**AIM OF THE TASK:** Exact repetition is required: output every record in full.
◆ ◆ ◆ ◆
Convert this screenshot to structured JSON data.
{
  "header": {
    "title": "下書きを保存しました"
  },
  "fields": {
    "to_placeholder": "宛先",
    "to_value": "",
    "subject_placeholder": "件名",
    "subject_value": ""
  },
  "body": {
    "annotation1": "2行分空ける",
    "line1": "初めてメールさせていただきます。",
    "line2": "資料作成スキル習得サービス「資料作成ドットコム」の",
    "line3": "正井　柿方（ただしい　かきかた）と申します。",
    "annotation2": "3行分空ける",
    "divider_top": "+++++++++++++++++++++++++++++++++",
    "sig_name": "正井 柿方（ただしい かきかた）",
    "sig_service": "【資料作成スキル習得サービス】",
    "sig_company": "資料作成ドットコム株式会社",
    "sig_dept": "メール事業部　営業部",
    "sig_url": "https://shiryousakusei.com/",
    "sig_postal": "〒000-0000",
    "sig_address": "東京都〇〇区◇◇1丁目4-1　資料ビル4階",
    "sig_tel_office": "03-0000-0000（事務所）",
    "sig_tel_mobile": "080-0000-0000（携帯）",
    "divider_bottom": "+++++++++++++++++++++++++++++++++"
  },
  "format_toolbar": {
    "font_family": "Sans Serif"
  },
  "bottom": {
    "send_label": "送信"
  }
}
◆ ◆ ◆ ◆
**FINISHED ANSWER:**
Convert this screenshot to structured JSON data.
{
  "header": {
    "title": "下書きを保存しました"
  },
  "fields": {
    "to_placeholder": "宛先",
    "to_value": "",
    "subject_placeholder": "件名",
    "subject_value": ""
  },
  "body": {
    "annotation1": "2行分空ける",
    "line1": "初めてメールさせていただきます。",
    "line2": "資料作成スキル習得サービス「資料作成ドットコム」の",
    "line3": "正井　柿方（ただしい　かきかた）と申します。",
    "annotation2": "3行分空ける",
    "divider_top": "+++++++++++++++++++++++++++++++++",
    "sig_name": "正井 柿方（ただしい かきかた）",
    "sig_service": "【資料作成スキル習得サービス】",
    "sig_company": "資料作成ドットコム株式会社",
    "sig_dept": "メール事業部　営業部",
    "sig_url": "https://shiryousakusei.com/",
    "sig_postal": "〒000-0000",
    "sig_address": "東京都〇〇区◇◇1丁目4-1　資料ビル4階",
    "sig_tel_office": "03-0000-0000（事務所）",
    "sig_tel_mobile": "080-0000-0000（携帯）",
    "divider_bottom": "+++++++++++++++++++++++++++++++++"
  },
  "format_toolbar": {
    "font_family": "Sans Serif"
  },
  "bottom": {
    "send_label": "送信"
  }
}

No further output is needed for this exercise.